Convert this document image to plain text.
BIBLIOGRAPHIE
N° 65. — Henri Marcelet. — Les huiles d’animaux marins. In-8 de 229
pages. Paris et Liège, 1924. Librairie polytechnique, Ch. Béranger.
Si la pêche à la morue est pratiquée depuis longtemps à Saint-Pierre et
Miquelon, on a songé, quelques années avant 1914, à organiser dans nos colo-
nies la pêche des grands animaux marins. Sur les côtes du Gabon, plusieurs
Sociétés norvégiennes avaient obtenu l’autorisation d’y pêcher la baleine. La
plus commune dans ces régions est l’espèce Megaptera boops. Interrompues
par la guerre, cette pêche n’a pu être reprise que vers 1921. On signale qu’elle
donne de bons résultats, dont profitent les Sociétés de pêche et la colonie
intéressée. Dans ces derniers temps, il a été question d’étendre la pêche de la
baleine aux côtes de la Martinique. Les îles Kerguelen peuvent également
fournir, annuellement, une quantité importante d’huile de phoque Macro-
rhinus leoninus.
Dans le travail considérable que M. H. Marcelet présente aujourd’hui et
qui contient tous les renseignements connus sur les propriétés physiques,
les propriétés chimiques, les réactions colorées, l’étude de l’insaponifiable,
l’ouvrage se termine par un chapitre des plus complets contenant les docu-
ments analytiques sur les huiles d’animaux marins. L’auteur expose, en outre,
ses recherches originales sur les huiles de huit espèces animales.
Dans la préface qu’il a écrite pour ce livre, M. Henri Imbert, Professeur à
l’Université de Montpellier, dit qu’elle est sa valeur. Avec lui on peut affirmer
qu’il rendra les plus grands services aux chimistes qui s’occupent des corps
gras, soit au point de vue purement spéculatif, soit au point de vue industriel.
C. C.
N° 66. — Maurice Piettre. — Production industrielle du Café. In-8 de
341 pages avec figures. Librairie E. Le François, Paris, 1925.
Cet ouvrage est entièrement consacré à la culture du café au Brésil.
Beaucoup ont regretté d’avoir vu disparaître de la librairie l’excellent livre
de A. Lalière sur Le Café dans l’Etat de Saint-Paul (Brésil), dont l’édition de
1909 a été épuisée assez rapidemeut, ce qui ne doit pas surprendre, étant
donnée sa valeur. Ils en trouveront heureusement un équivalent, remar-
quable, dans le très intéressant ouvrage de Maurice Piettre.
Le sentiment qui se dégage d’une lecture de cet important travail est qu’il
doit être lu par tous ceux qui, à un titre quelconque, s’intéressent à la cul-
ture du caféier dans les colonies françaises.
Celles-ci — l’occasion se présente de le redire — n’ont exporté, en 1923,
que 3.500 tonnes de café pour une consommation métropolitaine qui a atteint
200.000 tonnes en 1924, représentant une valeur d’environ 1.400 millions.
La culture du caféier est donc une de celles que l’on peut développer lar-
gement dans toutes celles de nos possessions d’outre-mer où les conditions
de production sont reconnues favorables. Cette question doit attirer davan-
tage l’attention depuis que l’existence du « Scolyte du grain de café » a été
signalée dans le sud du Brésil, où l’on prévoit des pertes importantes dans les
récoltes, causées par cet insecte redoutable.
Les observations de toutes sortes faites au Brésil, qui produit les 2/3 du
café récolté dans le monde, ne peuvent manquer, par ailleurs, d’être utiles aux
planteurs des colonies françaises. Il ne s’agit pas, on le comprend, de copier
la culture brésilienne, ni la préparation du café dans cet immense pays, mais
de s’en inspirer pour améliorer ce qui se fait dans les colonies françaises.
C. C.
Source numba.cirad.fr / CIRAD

== == ==

__What you will do__. Gather each line in the data that holds the string "question".

__Solution__.
intéressée. Dans ces derniers temps, il a été question d’étendre la pêche de la
de production sont reconnues favorables. Cette question doit attirer davan-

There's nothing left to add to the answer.